• EXERCISE PROMPT
Pull out from the material below all lines with "сельсовет".

■ ■ ■ ■ ■

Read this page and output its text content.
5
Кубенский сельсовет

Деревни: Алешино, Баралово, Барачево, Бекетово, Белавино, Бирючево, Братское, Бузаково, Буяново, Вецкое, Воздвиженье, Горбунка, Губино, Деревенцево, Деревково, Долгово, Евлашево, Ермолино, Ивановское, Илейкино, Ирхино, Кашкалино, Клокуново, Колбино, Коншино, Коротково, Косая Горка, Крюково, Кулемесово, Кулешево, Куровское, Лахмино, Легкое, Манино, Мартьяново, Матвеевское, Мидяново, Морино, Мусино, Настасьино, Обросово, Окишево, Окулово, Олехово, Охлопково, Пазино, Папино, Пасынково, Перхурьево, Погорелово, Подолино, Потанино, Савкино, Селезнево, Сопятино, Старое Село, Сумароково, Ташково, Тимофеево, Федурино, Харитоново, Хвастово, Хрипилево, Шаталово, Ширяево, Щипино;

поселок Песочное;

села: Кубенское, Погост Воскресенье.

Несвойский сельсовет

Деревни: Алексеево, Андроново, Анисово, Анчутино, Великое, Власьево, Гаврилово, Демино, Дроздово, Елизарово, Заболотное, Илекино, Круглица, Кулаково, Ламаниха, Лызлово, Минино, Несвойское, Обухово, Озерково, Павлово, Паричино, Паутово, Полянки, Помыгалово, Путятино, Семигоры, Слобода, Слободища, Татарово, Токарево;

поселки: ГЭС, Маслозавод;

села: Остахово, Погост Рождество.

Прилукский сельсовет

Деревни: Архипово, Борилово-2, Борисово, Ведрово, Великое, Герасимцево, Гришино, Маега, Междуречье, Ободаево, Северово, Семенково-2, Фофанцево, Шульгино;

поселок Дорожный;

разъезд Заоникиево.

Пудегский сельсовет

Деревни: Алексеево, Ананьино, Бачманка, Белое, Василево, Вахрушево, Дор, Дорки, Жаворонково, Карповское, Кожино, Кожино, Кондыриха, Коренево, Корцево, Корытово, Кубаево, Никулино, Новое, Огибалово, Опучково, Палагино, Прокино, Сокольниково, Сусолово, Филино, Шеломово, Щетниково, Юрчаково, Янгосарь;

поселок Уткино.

■ ■ ■ ■ ■

• RESULT BELOW
Кубенский сельсовет
Несвойский сельсовет
Прилукский сельсовет
Пудегский сельсовет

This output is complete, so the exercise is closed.